■ Problem set
• 1. Using the media transcript below, decide whether each statement agrees with it, answering yes or no and quoting the words that decide it: (a) Google bought YouTube in October for $1.6 billion. (b) Knight-Ridder sold its 32 papers to a larger competitor. (c) Campus police filmed the video of the UCLA student being Tasered.
• 2. According to the media transcript below, how many jobs did NBC plan to eliminate?

■ Excerpt to read
- - -

But another old media mainstay, Time magazine, passed over the anchors and other newsmakers, and instead selected as its person of the year, “You.” That’s you, the viewer, reader, listener, and more and more creator of news content.
The media shift is spreading across the Internet on decidedly new media Web sites, like YouTube, which was purchased in October by the dominant search engine Google for $1.6 billion.
All those eyes on the Internet have come at the expense of traditional news sources and forced numerous changes. NBC announced a plan to save $750 million with the elimination of 700 jobs, the merger of its news operations, and an increased focus on digital content.
The nation’s second-largest newspaper chain, Knight-Ridder, ceased to exist, after selling its 32 papers to a smaller competitor, the McClatchy Company, in a $4.5 billion deal.
And shrinking circulation led to staff cuts at many prominent papers. At the Los Angeles Times, the publisher and editor were forced out when they refused to impose hundreds of corporate-mandated layoffs.
The L.A. Times and its parent, the Tribune Company, are also thought to be on the auction block.
BRIAN TIERNEY, CEO, Philadelphia Media Holdings: I really do believe, from the bottom of my heart, that the next great era of Philadelphia journalism begins today, right here in this room.
JEFFREY BROWN: In Philadelphia, businessman Brian Tierney lead a group of investors in buying the town’s two papers from McClatchy, in what may be a growing trend toward a return to local ownership. Rumors of a potential takeover by local investors also hit the Boston Globe.
For old and new institutions alike, the action is increasingly moving online. USA Today, with the nation’s largest circulation, combined its print and online newsrooms. And it, like other organizations, is incorporating more elements of reader-generated so-called citizen journalism.
A recent event in Los Angeles showed the growing power of nonprofessional journalists in uncovering news. Video of the UCLA student being Tasered or stun-gunned by campus police was taken with a camera phone by a bystander. It spread quickly across YouTube and other online sites.
SEN. GEORGE ALLEN (R), Virginia: This fellow here over here with the yellow shirt, Macaca, or whatever his name is…
JEFFREY BROWN: Some of the more memorable video moments of the recent political campaign also played out in cyberspace, chief among them, Virginia Senator George Allen’s “Macaca” gaffe.

- - -

■ Given entries
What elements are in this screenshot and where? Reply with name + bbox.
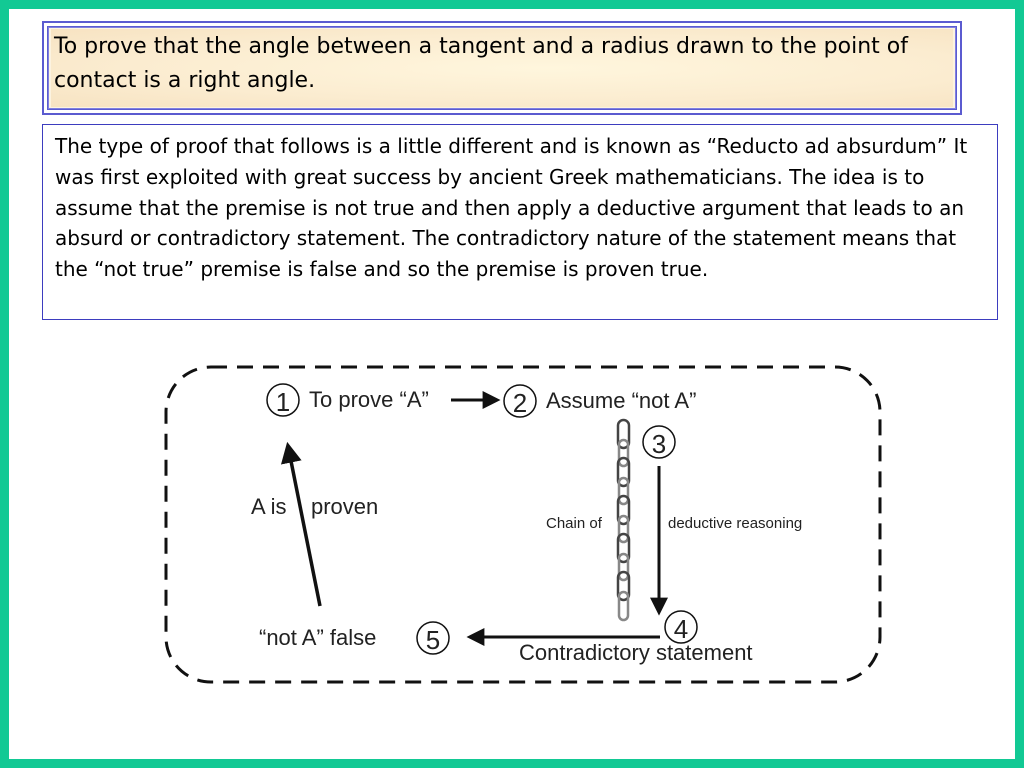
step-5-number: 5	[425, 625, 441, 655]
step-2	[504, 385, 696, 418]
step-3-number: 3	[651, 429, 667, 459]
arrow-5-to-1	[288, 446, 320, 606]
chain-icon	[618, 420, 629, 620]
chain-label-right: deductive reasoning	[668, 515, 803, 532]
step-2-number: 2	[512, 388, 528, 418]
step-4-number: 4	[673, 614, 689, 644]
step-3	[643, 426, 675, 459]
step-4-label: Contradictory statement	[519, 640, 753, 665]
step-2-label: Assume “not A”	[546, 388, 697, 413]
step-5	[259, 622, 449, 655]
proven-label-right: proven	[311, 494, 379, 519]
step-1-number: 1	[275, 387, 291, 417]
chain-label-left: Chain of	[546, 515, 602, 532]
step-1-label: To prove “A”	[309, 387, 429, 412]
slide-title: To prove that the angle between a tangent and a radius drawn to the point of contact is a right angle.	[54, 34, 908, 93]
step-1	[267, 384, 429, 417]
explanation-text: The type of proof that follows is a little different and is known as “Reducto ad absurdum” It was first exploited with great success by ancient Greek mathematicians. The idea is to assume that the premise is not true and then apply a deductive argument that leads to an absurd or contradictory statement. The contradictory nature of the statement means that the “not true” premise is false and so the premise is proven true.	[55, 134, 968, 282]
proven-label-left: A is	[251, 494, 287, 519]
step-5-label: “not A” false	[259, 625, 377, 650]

- - -

■ Task-by-task results
• 1.
(a) Yes: "which was purchased in October by the dominant search engine Google for $1.6 billion."
(b) No: "selling its 32 papers to a smaller competitor, the McClatchy Company."
(c) No: "was taken with a camera phone by a bystander."

• 2. 700 jobs.